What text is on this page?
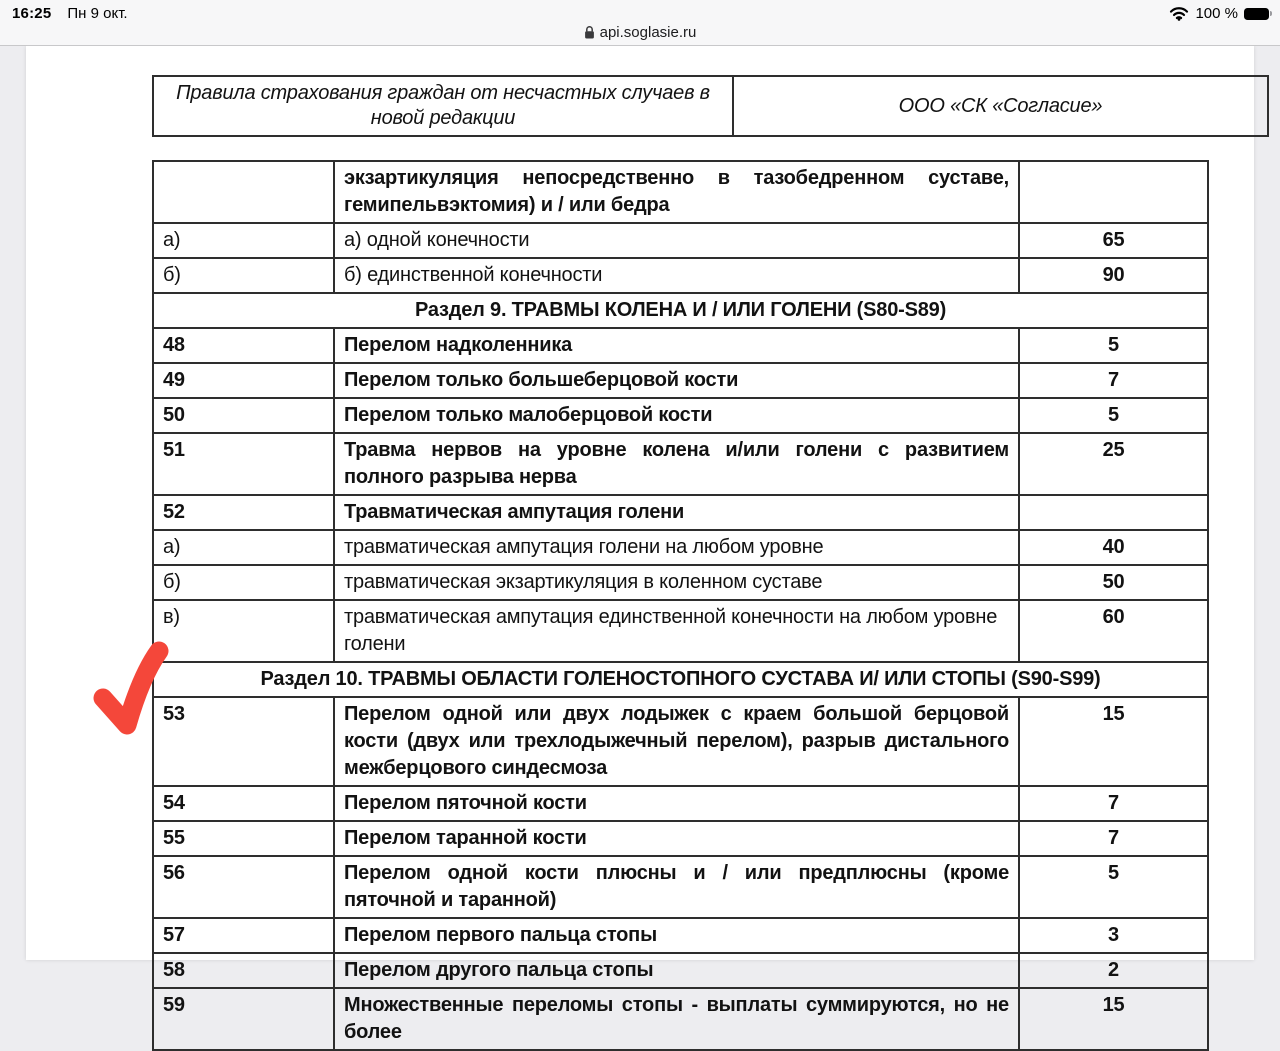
16:25 Пн 9 окт.	100 %
api.soglasie.ru
Правила страхования граждан от несчастных случаев в новой редакции	ООО «СК «Согласие»
	экзартикуляция непосредственно в тазобедренном суставе, гемипельвэктомия) и / или бедра	
а)	а) одной конечности	65
б)	б) единственной конечности	90
Раздел 9. ТРАВМЫ КОЛЕНА И / ИЛИ ГОЛЕНИ (S80-S89)		
48	Перелом надколенника	5
49	Перелом только большеберцовой кости	7
50	Перелом только малоберцовой кости	5
51	Травма нервов на уровне колена и/или голени с развитием полного разрыва нерва	25
52	Травматическая ампутация голени	
а)	травматическая ампутация голени на любом уровне	40
б)	травматическая экзартикуляция в коленном суставе	50
в)	травматическая ампутация единственной конечности на любом уровне голени	60
Раздел 10. ТРАВМЫ ОБЛАСТИ ГОЛЕНОСТОПНОГО СУСТАВА И/ ИЛИ СТОПЫ (S90-S99)		
53	Перелом одной или двух лодыжек с краем большой берцовой кости (двух или трехлодыжечный перелом), разрыв дистального межберцового синдесмоза	15
54	Перелом пяточной кости	7
55	Перелом таранной кости	7
56	Перелом одной кости плюсны и / или предплюсны (кроме пяточной и таранной)	5
57	Перелом первого пальца стопы	3
58	Перелом другого пальца стопы	2
59	Множественные переломы стопы - выплаты суммируются, но не более	15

================

**What is being asked**
Copy out all lines where the word "Раздел" appears.

**Written solution**
Раздел 9. ТРАВМЫ КОЛЕНА И / ИЛИ ГОЛЕНИ (S80-S89)		
Раздел 10. ТРАВМЫ ОБЛАСТИ ГОЛЕНОСТОПНОГО СУСТАВА И/ ИЛИ СТОПЫ (S90-S99)		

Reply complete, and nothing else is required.